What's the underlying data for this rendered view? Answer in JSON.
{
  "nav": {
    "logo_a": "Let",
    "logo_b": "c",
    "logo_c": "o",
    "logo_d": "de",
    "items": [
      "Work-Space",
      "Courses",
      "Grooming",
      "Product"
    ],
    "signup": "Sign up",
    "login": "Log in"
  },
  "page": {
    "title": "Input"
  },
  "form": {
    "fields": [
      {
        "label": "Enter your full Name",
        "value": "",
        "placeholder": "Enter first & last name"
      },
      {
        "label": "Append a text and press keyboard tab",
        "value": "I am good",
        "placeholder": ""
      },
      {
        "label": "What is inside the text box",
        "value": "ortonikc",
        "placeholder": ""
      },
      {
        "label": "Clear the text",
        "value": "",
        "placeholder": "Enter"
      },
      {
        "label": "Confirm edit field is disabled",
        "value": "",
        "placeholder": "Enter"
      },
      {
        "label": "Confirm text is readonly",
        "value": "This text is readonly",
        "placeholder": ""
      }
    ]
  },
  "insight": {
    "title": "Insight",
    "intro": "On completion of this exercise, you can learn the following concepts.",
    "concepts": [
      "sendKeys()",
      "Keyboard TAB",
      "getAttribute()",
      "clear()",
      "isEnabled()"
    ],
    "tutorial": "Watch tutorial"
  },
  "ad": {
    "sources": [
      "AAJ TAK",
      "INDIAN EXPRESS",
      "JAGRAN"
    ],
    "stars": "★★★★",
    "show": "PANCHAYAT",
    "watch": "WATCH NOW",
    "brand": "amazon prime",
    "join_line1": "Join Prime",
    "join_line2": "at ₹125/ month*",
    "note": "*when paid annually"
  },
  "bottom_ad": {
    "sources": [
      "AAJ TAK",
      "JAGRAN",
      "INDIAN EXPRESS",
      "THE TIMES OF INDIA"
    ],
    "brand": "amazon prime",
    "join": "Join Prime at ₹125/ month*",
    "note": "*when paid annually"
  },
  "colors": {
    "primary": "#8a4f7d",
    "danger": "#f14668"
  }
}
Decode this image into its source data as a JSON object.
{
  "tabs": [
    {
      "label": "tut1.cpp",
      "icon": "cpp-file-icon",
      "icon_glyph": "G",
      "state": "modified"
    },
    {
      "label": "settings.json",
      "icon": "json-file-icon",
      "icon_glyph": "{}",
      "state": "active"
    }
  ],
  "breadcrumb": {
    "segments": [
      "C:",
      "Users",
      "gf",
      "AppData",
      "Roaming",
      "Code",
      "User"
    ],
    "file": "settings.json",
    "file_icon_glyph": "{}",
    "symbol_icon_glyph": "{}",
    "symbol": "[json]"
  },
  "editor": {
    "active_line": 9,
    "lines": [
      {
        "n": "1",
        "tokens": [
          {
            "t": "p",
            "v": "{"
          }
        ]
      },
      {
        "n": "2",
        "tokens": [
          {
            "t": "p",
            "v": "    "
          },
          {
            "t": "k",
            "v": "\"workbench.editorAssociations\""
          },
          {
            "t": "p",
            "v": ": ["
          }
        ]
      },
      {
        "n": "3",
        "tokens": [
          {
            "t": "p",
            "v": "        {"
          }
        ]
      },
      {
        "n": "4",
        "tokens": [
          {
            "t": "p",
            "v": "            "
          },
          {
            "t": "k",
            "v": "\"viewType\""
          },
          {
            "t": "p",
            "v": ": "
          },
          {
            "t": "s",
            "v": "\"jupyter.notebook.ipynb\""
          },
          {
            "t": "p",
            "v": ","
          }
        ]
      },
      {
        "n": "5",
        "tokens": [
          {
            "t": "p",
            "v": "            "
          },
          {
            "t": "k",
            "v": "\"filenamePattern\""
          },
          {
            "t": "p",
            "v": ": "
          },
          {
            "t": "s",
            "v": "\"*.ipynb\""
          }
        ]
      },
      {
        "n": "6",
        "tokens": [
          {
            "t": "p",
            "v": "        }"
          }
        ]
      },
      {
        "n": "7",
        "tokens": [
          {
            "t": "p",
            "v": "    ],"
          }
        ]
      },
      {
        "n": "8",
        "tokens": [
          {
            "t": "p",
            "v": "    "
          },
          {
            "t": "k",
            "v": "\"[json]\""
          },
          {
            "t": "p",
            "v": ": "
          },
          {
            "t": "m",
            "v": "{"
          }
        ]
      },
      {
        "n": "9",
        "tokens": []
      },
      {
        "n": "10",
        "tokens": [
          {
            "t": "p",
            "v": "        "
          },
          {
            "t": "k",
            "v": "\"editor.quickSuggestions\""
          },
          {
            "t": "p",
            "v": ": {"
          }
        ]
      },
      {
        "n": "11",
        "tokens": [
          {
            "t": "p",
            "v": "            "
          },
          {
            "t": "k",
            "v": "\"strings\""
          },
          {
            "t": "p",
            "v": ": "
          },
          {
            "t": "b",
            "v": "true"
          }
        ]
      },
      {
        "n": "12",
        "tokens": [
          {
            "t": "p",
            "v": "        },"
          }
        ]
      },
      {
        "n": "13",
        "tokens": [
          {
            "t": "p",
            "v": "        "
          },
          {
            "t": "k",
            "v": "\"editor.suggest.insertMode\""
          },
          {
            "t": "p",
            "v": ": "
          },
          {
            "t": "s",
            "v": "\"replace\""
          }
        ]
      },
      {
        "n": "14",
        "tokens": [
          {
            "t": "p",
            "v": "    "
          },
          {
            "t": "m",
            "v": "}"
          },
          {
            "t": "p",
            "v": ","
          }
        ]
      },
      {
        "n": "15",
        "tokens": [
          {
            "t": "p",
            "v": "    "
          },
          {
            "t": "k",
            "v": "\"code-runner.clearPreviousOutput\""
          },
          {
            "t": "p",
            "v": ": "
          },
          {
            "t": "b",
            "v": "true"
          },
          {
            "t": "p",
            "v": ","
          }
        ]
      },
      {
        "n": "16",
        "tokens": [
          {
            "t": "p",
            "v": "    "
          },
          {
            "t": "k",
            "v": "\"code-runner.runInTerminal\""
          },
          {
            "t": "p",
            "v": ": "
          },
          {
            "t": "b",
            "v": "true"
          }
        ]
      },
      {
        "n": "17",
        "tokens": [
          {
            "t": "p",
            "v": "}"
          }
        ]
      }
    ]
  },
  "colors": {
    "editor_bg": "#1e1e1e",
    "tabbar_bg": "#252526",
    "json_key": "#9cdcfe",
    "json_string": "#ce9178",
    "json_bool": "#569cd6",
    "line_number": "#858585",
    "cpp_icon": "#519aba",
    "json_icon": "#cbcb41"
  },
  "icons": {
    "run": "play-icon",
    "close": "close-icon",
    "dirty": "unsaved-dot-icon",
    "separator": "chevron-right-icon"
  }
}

▸ PROBLEM REQUIREMENTS
In the material above, how many lines hold the word "concepts"? Say only the number.

▸ RESULT BELOW
2